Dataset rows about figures
....

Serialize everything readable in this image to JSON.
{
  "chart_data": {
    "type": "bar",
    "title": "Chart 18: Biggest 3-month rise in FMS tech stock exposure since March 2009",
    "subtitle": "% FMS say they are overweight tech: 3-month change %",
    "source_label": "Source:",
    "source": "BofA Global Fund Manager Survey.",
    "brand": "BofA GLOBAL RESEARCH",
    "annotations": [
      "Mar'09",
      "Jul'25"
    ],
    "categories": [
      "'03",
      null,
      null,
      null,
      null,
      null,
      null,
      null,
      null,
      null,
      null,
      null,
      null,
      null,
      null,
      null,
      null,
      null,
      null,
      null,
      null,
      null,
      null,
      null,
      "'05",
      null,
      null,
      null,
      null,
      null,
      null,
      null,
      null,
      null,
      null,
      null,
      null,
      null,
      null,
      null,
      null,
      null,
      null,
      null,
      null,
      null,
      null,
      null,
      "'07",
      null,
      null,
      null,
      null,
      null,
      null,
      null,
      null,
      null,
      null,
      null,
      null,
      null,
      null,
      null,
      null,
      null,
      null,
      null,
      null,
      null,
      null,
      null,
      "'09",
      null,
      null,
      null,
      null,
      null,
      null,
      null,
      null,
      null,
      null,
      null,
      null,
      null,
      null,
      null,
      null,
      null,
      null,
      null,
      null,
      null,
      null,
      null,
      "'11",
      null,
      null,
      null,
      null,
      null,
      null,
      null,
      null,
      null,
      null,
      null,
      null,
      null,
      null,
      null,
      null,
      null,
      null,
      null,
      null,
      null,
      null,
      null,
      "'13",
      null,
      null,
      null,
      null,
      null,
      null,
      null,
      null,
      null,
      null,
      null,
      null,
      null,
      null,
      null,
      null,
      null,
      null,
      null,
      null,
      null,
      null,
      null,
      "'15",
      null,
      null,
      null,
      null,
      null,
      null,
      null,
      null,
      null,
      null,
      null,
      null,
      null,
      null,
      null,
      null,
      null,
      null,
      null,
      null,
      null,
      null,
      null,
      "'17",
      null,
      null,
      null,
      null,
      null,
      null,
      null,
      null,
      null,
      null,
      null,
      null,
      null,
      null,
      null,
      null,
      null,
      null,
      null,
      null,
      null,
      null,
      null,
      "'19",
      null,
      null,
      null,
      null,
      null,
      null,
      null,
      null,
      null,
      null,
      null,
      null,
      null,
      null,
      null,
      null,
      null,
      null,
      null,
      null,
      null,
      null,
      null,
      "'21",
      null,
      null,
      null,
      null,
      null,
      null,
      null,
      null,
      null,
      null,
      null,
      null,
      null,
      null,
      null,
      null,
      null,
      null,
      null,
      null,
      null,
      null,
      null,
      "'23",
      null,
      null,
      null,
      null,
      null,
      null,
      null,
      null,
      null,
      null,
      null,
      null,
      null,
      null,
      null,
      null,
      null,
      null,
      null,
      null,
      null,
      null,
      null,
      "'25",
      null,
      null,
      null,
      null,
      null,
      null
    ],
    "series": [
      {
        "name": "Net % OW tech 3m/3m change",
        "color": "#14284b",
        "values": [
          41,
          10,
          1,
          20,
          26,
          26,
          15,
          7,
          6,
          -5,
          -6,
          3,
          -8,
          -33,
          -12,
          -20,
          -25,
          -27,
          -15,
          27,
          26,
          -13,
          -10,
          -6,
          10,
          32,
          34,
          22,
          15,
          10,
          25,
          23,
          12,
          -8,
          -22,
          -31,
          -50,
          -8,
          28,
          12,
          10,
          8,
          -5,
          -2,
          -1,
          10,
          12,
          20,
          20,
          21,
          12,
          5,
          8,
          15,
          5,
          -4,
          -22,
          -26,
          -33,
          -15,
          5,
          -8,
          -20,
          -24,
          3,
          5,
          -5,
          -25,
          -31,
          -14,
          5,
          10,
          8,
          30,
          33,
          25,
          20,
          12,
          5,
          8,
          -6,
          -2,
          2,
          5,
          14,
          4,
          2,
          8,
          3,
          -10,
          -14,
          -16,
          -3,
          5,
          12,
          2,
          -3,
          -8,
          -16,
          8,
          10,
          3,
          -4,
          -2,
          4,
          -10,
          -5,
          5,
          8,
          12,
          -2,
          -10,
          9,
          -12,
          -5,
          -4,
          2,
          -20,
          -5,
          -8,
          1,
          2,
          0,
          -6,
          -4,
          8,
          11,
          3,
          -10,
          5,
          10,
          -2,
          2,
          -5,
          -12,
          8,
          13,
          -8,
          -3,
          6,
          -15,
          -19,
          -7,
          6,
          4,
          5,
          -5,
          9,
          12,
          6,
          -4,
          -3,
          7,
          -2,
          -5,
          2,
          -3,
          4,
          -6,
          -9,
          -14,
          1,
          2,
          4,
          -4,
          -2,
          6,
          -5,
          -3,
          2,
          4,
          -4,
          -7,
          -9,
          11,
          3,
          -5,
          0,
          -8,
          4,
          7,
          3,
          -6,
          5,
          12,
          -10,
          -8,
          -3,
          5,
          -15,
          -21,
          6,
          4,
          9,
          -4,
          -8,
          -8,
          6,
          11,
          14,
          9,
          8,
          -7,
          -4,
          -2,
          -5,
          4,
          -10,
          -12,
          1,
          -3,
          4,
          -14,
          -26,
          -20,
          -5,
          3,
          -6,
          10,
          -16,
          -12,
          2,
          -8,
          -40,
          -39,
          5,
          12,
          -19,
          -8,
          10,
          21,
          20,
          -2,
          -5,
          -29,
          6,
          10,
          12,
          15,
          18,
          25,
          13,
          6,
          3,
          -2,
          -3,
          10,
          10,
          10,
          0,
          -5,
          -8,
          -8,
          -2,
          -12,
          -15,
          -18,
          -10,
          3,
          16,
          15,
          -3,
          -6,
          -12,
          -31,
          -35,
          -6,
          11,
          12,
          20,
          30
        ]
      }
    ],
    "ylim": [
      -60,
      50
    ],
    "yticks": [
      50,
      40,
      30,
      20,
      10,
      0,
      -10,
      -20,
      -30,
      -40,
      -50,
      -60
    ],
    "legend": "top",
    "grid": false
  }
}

....

▶ Written instruction: Give an exact repetition of all the material.

▶ Task output:
Serialize everything readable in this image to JSON.
{
  "chart_data": {
    "type": "bar",
    "title": "Chart 18: Biggest 3-month rise in FMS tech stock exposure since March 2009",
    "subtitle": "% FMS say they are overweight tech: 3-month change %",
    "source_label": "Source:",
    "source": "BofA Global Fund Manager Survey.",
    "brand": "BofA GLOBAL RESEARCH",
    "annotations": [
      "Mar'09",
      "Jul'25"
    ],
    "categories": [
      "'03",
      null,
      null,
      null,
      null,
      null,
      null,
      null,
      null,
      null,
      null,
      null,
      null,
      null,
      null,
      null,
      null,
      null,
      null,
      null,
      null,
      null,
      null,
      null,
      "'05",
      null,
      null,
      null,
      null,
      null,
      null,
      null,
      null,
      null,
      null,
      null,
      null,
      null,
      null,
      null,
      null,
      null,
      null,
      null,
      null,
      null,
      null,
      null,
      "'07",
      null,
      null,
      null,
      null,
      null,
      null,
      null,
      null,
      null,
      null,
      null,
      null,
      null,
      null,
      null,
      null,
      null,
      null,
      null,
      null,
      null,
      null,
      null,
      "'09",
      null,
      null,
      null,
      null,
      null,
      null,
      null,
      null,
      null,
      null,
      null,
      null,
      null,
      null,
      null,
      null,
      null,
      null,
      null,
      null,
      null,
      null,
      null,
      "'11",
      null,
      null,
      null,
      null,
      null,
      null,
      null,
      null,
      null,
      null,
      null,
      null,
      null,
      null,
      null,
      null,
      null,
      null,
      null,
      null,
      null,
      null,
      null,
      "'13",
      null,
      null,
      null,
      null,
      null,
      null,
      null,
      null,
      null,
      null,
      null,
      null,
      null,
      null,
      null,
      null,
      null,
      null,
      null,
      null,
      null,
      null,
      null,
      "'15",
      null,
      null,
      null,
      null,
      null,
      null,
      null,
      null,
      null,
      null,
      null,
      null,
      null,
      null,
      null,
      null,
      null,
      null,
      null,
      null,
      null,
      null,
      null,
      "'17",
      null,
      null,
      null,
      null,
      null,
      null,
      null,
      null,
      null,
      null,
      null,
      null,
      null,
      null,
      null,
      null,
      null,
      null,
      null,
      null,
      null,
      null,
      null,
      "'19",
      null,
      null,
      null,
      null,
      null,
      null,
      null,
      null,
      null,
      null,
      null,
      null,
      null,
      null,
      null,
      null,
      null,
      null,
      null,
      null,
      null,
      null,
      null,
      "'21",
      null,
      null,
      null,
      null,
      null,
      null,
      null,
      null,
      null,
      null,
      null,
      null,
      null,
      null,
      null,
      null,
      null,
      null,
      null,
      null,
      null,
      null,
      null,
      "'23",
      null,
      null,
      null,
      null,
      null,
      null,
      null,
      null,
      null,
      null,
      null,
      null,
      null,
      null,
      null,
      null,
      null,
      null,
      null,
      null,
      null,
      null,
      null,
      "'25",
      null,
      null,
      null,
      null,
      null,
      null
    ],
    "series": [
      {
        "name": "Net % OW tech 3m/3m change",
        "color": "#14284b",
        "values": [
          41,
          10,
          1,
          20,
          26,
          26,
          15,
          7,
          6,
          -5,
          -6,
          3,
          -8,
          -33,
          -12,
          -20,
          -25,
          -27,
          -15,
          27,
          26,
          -13,
          -10,
          -6,
          10,
          32,
          34,
          22,
          15,
          10,
          25,
          23,
          12,
          -8,
          -22,
          -31,
          -50,
          -8,
          28,
          12,
          10,
          8,
          -5,
          -2,
          -1,
          10,
          12,
          20,
          20,
          21,
          12,
          5,
          8,
          15,
          5,
          -4,
          -22,
          -26,
          -33,
          -15,
          5,
          -8,
          -20,
          -24,
          3,
          5,
          -5,
          -25,
          -31,
          -14,
          5,
          10,
          8,
          30,
          33,
          25,
          20,
          12,
          5,
          8,
          -6,
          -2,
          2,
          5,
          14,
          4,
          2,
          8,
          3,
          -10,
          -14,
          -16,
          -3,
          5,
          12,
          2,
          -3,
          -8,
          -16,
          8,
          10,
          3,
          -4,
          -2,
          4,
          -10,
          -5,
          5,
          8,
          12,
          -2,
          -10,
          9,
          -12,
          -5,
          -4,
          2,
          -20,
          -5,
          -8,
          1,
          2,
          0,
          -6,
          -4,
          8,
          11,
          3,
          -10,
          5,
          10,
          -2,
          2,
          -5,
          -12,
          8,
          13,
          -8,
          -3,
          6,
          -15,
          -19,
          -7,
          6,
          4,
          5,
          -5,
          9,
          12,
          6,
          -4,
          -3,
          7,
          -2,
          -5,
          2,
          -3,
          4,
          -6,
          -9,
          -14,
          1,
          2,
          4,
          -4,
          -2,
          6,
          -5,
          -3,
          2,
          4,
          -4,
          -7,
          -9,
          11,
          3,
          -5,
          0,
          -8,
          4,
          7,
          3,
          -6,
          5,
          12,
          -10,
          -8,
          -3,
          5,
          -15,
          -21,
          6,
          4,
          9,
          -4,
          -8,
          -8,
          6,
          11,
          14,
          9,
          8,
          -7,
          -4,
          -2,
          -5,
          4,
          -10,
          -12,
          1,
          -3,
          4,
          -14,
          -26,
          -20,
          -5,
          3,
          -6,
          10,
          -16,
          -12,
          2,
          -8,
          -40,
          -39,
          5,
          12,
          -19,
          -8,
          10,
          21,
          20,
          -2,
          -5,
          -29,
          6,
          10,
          12,
          15,
          18,
          25,
          13,
          6,
          3,
          -2,
          -3,
          10,
          10,
          10,
          0,
          -5,
          -8,
          -8,
          -2,
          -12,
          -15,
          -18,
          -10,
          3,
          16,
          15,
          -3,
          -6,
          -12,
          -31,
          -35,
          -6,
          11,
          12,
          20,
          30
        ]
      }
    ],
    "ylim": [
      -60,
      50
    ],
    "yticks": [
      50,
      40,
      30,
      20,
      10,
      0,
      -10,
      -20,
      -30,
      -40,
      -50,
      -60
    ],
    "legend": "top",
    "grid": false
  }
}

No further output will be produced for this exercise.